AIM OF THE EXERCISE: Say how many lines in the records include the string "plain", adding no other words.

────────────────

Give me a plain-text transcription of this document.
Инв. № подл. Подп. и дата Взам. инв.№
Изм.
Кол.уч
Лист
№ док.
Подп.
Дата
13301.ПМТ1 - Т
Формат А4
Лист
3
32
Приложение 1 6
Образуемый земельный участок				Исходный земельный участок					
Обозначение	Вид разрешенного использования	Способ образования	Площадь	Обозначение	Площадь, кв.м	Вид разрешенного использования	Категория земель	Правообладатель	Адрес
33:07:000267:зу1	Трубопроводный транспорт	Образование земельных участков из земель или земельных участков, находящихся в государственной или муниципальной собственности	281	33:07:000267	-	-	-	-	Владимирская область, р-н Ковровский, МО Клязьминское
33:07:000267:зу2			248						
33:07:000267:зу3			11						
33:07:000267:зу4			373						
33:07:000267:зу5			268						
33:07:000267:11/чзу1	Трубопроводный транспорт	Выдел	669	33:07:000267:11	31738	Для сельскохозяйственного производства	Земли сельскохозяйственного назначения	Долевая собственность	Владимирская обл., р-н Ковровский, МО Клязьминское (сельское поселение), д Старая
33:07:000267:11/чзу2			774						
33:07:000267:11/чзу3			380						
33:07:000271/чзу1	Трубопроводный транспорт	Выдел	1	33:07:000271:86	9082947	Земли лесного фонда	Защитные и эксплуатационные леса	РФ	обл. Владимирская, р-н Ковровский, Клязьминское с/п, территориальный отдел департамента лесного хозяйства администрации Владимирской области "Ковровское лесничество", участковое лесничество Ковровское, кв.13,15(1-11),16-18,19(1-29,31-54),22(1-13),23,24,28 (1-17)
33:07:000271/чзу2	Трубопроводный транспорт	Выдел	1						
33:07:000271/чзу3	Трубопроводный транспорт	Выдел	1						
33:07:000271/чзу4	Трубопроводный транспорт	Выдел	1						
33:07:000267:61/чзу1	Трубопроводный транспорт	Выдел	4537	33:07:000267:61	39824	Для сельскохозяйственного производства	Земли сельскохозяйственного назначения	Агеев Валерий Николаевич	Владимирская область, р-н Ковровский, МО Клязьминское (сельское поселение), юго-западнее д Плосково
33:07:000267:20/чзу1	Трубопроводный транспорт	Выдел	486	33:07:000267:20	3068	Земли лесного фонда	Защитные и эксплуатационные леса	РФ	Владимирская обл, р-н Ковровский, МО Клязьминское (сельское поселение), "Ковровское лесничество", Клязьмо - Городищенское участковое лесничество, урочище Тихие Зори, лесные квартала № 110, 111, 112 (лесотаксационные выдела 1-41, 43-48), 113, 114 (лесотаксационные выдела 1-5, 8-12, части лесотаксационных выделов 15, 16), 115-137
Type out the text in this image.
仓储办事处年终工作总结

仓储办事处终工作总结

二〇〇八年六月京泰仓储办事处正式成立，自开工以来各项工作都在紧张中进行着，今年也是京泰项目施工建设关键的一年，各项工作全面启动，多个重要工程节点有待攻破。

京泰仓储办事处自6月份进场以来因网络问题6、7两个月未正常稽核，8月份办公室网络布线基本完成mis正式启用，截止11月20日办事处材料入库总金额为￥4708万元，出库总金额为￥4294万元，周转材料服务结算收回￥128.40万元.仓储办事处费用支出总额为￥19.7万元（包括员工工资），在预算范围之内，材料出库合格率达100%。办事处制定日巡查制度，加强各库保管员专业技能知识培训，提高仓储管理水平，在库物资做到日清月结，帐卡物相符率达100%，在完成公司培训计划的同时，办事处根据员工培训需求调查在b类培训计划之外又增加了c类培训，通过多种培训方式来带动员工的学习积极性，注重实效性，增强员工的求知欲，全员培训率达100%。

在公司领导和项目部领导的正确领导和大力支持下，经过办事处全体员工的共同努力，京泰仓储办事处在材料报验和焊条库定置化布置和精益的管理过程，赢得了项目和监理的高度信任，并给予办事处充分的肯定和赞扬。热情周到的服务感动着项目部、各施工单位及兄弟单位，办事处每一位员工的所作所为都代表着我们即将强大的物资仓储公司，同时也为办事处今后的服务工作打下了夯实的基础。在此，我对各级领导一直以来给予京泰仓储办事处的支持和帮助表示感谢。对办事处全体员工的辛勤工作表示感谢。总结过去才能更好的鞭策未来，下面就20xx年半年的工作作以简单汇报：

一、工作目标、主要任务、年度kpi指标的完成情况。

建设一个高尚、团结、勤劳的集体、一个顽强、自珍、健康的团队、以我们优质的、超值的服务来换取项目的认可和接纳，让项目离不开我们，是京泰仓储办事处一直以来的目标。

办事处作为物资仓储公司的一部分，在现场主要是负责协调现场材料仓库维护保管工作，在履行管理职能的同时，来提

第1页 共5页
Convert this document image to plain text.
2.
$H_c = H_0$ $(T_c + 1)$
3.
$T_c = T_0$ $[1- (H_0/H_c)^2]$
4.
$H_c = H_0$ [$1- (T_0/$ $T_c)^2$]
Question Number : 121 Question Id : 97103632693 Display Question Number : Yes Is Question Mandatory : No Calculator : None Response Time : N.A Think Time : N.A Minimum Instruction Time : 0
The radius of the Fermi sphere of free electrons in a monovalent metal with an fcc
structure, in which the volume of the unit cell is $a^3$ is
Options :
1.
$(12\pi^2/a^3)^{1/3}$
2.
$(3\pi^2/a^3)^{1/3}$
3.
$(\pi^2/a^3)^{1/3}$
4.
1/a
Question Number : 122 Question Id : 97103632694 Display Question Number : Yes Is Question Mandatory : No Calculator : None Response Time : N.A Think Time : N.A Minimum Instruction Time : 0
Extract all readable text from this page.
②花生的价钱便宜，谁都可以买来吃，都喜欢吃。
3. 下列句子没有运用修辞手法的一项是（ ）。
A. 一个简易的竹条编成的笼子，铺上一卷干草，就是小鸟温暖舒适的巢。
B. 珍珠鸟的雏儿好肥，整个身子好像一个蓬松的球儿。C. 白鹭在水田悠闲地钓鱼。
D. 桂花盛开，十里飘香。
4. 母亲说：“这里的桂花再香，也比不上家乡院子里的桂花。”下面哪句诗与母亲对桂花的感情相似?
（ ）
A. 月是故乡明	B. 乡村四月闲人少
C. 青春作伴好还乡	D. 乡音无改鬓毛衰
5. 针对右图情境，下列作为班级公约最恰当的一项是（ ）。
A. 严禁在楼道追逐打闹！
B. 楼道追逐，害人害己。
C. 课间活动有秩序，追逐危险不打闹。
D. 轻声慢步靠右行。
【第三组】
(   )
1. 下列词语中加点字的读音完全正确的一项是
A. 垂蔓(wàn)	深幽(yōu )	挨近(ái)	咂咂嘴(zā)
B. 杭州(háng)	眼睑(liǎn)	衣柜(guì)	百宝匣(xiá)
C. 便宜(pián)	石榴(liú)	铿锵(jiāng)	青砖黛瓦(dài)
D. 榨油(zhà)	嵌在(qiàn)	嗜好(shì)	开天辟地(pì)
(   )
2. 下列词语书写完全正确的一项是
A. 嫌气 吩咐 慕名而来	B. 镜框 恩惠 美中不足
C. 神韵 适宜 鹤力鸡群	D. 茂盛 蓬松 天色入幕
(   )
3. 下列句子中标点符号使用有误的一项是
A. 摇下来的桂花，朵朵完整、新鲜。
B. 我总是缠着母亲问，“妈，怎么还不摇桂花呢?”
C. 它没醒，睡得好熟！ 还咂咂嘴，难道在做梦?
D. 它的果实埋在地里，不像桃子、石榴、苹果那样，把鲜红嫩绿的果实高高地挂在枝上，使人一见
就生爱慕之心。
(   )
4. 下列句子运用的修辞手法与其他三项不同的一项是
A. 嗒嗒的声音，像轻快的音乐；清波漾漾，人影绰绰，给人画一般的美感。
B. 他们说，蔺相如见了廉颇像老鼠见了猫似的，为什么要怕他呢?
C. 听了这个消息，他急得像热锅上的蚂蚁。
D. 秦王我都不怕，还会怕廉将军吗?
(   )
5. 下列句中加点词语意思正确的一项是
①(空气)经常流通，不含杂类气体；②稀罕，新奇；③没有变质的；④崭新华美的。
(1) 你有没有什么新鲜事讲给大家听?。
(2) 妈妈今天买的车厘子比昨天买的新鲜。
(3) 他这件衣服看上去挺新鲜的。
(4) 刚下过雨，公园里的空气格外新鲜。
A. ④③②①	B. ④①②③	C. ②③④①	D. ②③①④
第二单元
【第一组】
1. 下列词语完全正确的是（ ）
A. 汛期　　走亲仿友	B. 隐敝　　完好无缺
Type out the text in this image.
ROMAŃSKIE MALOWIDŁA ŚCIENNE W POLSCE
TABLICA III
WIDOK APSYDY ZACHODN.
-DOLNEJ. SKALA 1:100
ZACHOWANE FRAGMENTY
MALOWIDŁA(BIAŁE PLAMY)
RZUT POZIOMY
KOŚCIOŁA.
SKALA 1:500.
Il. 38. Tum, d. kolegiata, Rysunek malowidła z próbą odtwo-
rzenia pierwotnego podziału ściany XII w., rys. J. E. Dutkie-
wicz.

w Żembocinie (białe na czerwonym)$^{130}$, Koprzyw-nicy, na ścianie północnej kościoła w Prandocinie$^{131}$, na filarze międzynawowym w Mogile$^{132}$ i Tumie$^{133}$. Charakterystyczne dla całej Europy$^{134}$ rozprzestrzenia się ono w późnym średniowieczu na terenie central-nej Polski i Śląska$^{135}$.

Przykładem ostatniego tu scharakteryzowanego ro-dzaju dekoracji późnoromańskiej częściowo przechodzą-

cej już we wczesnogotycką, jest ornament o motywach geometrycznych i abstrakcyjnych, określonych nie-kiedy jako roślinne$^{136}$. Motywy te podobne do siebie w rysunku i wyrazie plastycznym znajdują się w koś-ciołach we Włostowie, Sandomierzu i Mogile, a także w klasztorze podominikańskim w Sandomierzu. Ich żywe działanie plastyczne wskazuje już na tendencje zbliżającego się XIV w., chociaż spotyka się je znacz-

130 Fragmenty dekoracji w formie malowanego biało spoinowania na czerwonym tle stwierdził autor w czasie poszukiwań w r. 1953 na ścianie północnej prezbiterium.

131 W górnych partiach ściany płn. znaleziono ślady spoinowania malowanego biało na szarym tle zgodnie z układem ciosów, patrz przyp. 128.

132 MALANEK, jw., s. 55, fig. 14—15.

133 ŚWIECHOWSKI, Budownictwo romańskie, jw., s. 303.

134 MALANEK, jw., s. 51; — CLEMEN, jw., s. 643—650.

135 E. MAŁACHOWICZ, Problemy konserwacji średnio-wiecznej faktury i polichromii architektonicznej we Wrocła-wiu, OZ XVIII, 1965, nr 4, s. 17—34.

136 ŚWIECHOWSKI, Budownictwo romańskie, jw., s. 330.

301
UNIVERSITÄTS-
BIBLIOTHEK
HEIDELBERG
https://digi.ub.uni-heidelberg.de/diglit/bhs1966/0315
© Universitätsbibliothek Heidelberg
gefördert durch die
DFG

────────────────

SOLUTION FOR THIS EXERCISE: 2